*DO THIS*
Transcribe every record that appears below, exactly and in full.

(Dataset excerpt)
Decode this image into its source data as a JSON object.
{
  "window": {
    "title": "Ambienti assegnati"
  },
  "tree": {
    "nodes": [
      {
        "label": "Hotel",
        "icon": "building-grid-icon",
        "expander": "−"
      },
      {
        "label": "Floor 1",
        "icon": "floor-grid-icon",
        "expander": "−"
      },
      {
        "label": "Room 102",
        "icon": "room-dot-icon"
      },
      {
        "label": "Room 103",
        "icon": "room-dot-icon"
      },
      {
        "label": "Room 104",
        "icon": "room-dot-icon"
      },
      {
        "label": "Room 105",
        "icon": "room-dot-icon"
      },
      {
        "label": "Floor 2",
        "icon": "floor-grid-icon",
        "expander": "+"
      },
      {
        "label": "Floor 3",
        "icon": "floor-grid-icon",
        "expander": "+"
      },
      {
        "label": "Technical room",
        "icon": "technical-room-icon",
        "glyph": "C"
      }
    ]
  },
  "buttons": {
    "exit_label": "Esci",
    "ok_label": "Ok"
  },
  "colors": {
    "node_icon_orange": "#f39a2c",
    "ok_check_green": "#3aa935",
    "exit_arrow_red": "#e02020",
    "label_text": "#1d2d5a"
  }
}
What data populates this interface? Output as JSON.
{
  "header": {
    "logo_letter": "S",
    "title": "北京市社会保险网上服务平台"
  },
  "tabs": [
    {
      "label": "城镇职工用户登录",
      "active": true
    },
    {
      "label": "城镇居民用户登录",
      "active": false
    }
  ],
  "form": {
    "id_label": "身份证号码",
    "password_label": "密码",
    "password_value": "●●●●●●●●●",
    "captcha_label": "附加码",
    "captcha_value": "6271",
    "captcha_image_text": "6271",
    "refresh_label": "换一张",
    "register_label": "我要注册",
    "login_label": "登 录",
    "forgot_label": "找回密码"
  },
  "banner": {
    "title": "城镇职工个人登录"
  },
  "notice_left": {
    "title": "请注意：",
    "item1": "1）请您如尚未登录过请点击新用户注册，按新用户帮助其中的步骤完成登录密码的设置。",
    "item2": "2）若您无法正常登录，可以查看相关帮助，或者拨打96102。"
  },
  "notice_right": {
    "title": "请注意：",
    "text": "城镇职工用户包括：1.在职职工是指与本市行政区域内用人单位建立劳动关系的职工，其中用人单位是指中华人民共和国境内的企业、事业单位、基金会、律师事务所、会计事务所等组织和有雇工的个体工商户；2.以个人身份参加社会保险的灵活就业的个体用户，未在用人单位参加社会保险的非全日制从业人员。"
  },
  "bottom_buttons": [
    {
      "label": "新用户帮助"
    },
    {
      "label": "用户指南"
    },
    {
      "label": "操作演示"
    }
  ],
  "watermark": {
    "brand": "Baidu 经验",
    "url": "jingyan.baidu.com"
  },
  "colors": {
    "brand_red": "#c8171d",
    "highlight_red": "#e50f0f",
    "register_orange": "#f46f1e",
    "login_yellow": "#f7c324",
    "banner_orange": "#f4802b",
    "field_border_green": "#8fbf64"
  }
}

*RESPONSE FOR THIS EXERCISE*
Decode this image into its source data as a JSON object.
{
  "window": {
    "title": "Ambienti assegnati"
  },
  "tree": {
    "nodes": [
      {
        "label": "Hotel",
        "icon": "building-grid-icon",
        "expander": "−"
      },
      {
        "label": "Floor 1",
        "icon": "floor-grid-icon",
        "expander": "−"
      },
      {
        "label": "Room 102",
        "icon": "room-dot-icon"
      },
      {
        "label": "Room 103",
        "icon": "room-dot-icon"
      },
      {
        "label": "Room 104",
        "icon": "room-dot-icon"
      },
      {
        "label": "Room 105",
        "icon": "room-dot-icon"
      },
      {
        "label": "Floor 2",
        "icon": "floor-grid-icon",
        "expander": "+"
      },
      {
        "label": "Floor 3",
        "icon": "floor-grid-icon",
        "expander": "+"
      },
      {
        "label": "Technical room",
        "icon": "technical-room-icon",
        "glyph": "C"
      }
    ]
  },
  "buttons": {
    "exit_label": "Esci",
    "ok_label": "Ok"
  },
  "colors": {
    "node_icon_orange": "#f39a2c",
    "ok_check_green": "#3aa935",
    "exit_arrow_red": "#e02020",
    "label_text": "#1d2d5a"
  }
}
What data populates this interface? Output as JSON.
{
  "header": {
    "logo_letter": "S",
    "title": "北京市社会保险网上服务平台"
  },
  "tabs": [
    {
      "label": "城镇职工用户登录",
      "active": true
    },
    {
      "label": "城镇居民用户登录",
      "active": false
    }
  ],
  "form": {
    "id_label": "身份证号码",
    "password_label": "密码",
    "password_value": "●●●●●●●●●",
    "captcha_label": "附加码",
    "captcha_value": "6271",
    "captcha_image_text": "6271",
    "refresh_label": "换一张",
    "register_label": "我要注册",
    "login_label": "登 录",
    "forgot_label": "找回密码"
  },
  "banner": {
    "title": "城镇职工个人登录"
  },
  "notice_left": {
    "title": "请注意：",
    "item1": "1）请您如尚未登录过请点击新用户注册，按新用户帮助其中的步骤完成登录密码的设置。",
    "item2": "2）若您无法正常登录，可以查看相关帮助，或者拨打96102。"
  },
  "notice_right": {
    "title": "请注意：",
    "text": "城镇职工用户包括：1.在职职工是指与本市行政区域内用人单位建立劳动关系的职工，其中用人单位是指中华人民共和国境内的企业、事业单位、基金会、律师事务所、会计事务所等组织和有雇工的个体工商户；2.以个人身份参加社会保险的灵活就业的个体用户，未在用人单位参加社会保险的非全日制从业人员。"
  },
  "bottom_buttons": [
    {
      "label": "新用户帮助"
    },
    {
      "label": "用户指南"
    },
    {
      "label": "操作演示"
    }
  ],
  "watermark": {
    "brand": "Baidu 经验",
    "url": "jingyan.baidu.com"
  },
  "colors": {
    "brand_red": "#c8171d",
    "highlight_red": "#e50f0f",
    "register_orange": "#f46f1e",
    "login_yellow": "#f7c324",
    "banner_orange": "#f4802b",
    "field_border_green": "#8fbf64"
  }
}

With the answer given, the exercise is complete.